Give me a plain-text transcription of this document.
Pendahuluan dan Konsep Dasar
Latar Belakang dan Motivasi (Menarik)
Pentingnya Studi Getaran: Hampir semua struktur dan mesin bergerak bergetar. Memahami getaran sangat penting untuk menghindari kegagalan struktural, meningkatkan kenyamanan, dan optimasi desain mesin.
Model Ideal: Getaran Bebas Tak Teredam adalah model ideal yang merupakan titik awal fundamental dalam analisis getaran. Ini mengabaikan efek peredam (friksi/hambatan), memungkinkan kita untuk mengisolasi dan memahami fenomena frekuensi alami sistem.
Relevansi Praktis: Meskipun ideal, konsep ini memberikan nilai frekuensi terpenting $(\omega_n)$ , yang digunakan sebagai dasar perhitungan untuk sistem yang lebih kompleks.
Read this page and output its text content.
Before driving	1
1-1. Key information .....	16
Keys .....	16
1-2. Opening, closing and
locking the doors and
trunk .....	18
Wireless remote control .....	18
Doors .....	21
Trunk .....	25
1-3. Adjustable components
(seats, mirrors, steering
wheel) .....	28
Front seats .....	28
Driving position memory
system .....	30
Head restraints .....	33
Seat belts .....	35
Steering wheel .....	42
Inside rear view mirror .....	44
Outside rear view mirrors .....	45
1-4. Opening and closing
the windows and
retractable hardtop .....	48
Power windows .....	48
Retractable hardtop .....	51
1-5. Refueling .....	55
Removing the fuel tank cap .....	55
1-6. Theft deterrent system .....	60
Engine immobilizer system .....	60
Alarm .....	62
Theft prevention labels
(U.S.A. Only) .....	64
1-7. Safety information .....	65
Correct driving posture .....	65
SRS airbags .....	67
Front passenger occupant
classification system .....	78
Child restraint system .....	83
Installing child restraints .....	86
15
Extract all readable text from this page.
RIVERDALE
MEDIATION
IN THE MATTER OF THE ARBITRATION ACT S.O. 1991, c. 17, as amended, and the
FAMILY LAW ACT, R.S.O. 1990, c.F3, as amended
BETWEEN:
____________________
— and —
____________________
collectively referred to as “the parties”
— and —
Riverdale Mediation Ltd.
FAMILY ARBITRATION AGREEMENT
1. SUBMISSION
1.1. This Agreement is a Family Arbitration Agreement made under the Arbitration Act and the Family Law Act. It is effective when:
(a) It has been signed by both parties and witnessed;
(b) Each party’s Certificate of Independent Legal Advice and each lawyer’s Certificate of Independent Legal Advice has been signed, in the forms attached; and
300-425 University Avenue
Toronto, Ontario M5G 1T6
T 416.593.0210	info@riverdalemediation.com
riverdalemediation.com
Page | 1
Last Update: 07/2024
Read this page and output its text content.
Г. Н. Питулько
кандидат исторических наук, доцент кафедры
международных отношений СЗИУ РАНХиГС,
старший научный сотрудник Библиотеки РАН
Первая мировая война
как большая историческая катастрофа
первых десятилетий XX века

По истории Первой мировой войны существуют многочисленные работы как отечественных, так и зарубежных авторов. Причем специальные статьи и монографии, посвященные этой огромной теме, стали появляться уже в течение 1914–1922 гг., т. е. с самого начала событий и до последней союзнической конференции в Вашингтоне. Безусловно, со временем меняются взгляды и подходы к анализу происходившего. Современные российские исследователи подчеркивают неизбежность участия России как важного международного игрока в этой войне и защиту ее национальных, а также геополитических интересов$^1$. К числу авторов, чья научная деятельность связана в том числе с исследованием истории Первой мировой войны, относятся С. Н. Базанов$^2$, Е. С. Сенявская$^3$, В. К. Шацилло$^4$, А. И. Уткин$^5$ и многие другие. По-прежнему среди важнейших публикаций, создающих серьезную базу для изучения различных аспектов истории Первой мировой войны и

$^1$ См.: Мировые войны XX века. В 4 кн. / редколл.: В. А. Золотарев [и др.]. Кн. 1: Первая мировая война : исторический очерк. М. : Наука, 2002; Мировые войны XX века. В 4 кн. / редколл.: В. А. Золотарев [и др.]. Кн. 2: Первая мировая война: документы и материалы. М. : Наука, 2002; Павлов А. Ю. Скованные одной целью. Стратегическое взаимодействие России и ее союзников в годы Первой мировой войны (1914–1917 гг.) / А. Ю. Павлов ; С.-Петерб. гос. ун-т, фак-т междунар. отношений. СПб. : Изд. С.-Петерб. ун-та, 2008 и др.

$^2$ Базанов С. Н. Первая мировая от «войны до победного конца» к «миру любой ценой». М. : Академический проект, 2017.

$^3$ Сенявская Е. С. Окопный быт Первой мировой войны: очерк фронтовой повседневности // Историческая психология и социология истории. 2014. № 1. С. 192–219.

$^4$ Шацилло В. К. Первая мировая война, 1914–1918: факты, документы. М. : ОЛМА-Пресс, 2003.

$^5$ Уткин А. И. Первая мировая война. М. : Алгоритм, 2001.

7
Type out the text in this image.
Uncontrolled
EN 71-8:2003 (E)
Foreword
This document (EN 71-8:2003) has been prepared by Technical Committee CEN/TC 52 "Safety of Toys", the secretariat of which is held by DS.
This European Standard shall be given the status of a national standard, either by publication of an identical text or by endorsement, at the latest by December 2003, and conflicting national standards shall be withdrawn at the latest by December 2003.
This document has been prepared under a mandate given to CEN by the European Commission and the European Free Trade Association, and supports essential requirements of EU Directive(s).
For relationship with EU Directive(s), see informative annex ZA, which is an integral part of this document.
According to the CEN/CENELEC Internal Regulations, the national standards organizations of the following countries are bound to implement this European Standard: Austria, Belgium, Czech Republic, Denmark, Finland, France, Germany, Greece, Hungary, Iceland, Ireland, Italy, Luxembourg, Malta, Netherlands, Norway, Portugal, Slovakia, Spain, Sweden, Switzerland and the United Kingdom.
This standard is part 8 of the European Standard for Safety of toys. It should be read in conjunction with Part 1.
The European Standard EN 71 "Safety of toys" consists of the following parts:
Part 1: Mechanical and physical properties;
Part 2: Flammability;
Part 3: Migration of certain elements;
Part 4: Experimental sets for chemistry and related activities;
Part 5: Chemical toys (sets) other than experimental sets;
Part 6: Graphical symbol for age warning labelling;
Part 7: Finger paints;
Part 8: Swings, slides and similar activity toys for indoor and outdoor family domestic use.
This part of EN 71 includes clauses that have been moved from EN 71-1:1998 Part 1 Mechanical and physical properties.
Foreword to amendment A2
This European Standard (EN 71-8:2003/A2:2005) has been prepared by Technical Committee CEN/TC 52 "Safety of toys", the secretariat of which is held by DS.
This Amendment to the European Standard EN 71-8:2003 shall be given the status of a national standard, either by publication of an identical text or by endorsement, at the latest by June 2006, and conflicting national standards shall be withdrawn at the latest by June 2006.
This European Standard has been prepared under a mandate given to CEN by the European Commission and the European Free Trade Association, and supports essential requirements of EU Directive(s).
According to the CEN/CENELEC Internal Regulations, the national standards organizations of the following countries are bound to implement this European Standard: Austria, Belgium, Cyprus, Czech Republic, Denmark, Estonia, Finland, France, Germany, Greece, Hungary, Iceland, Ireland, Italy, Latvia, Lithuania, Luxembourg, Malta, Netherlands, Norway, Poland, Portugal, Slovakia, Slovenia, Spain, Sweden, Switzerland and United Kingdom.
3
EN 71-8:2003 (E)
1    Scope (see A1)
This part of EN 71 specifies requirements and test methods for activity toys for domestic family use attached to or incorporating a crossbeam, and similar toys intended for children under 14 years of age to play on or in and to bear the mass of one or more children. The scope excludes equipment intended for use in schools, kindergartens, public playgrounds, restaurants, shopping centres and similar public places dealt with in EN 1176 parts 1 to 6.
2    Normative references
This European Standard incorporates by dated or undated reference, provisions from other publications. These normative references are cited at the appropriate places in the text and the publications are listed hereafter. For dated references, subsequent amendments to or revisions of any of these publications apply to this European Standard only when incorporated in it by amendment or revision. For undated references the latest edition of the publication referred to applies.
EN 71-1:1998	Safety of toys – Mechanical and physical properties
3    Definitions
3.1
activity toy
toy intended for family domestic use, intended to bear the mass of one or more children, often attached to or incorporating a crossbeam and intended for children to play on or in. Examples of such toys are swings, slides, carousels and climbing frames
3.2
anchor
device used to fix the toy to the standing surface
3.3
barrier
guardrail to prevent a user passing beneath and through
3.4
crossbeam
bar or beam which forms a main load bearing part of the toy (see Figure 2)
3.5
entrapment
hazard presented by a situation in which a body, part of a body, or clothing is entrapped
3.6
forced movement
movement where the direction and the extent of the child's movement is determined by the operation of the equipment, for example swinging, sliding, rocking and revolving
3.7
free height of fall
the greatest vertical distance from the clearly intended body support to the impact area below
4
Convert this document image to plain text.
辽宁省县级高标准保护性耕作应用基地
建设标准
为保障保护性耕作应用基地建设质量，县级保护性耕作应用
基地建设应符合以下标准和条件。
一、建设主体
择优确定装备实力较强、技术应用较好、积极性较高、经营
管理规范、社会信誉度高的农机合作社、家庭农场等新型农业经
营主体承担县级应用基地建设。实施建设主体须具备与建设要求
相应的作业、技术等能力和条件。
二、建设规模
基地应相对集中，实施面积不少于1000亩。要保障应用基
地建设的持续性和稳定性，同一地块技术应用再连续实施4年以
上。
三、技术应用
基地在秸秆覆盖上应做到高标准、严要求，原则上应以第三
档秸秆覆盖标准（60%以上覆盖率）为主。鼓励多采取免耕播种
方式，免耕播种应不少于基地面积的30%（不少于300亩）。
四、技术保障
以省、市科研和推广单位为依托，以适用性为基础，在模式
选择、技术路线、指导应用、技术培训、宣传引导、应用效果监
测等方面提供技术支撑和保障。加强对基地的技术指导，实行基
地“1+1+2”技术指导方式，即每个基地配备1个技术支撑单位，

——

OBJECTIVE: Output the line that contains "Convert this document image to plain text.", followed by every later line in the listing, with no line omitted and none added.

WRITTEN SOLUTION:
Convert this document image to plain text.
辽宁省县级高标准保护性耕作应用基地
建设标准
为保障保护性耕作应用基地建设质量，县级保护性耕作应用
基地建设应符合以下标准和条件。
一、建设主体
择优确定装备实力较强、技术应用较好、积极性较高、经营
管理规范、社会信誉度高的农机合作社、家庭农场等新型农业经
营主体承担县级应用基地建设。实施建设主体须具备与建设要求
相应的作业、技术等能力和条件。
二、建设规模
基地应相对集中，实施面积不少于1000亩。要保障应用基
地建设的持续性和稳定性，同一地块技术应用再连续实施4年以
上。
三、技术应用
基地在秸秆覆盖上应做到高标准、严要求，原则上应以第三
档秸秆覆盖标准（60%以上覆盖率）为主。鼓励多采取免耕播种
方式，免耕播种应不少于基地面积的30%（不少于300亩）。
四、技术保障
以省、市科研和推广单位为依托，以适用性为基础，在模式
选择、技术路线、指导应用、技术培训、宣传引导、应用效果监
测等方面提供技术支撑和保障。加强对基地的技术指导，实行基
地“1+1+2”技术指导方式，即每个基地配备1个技术支撑单位，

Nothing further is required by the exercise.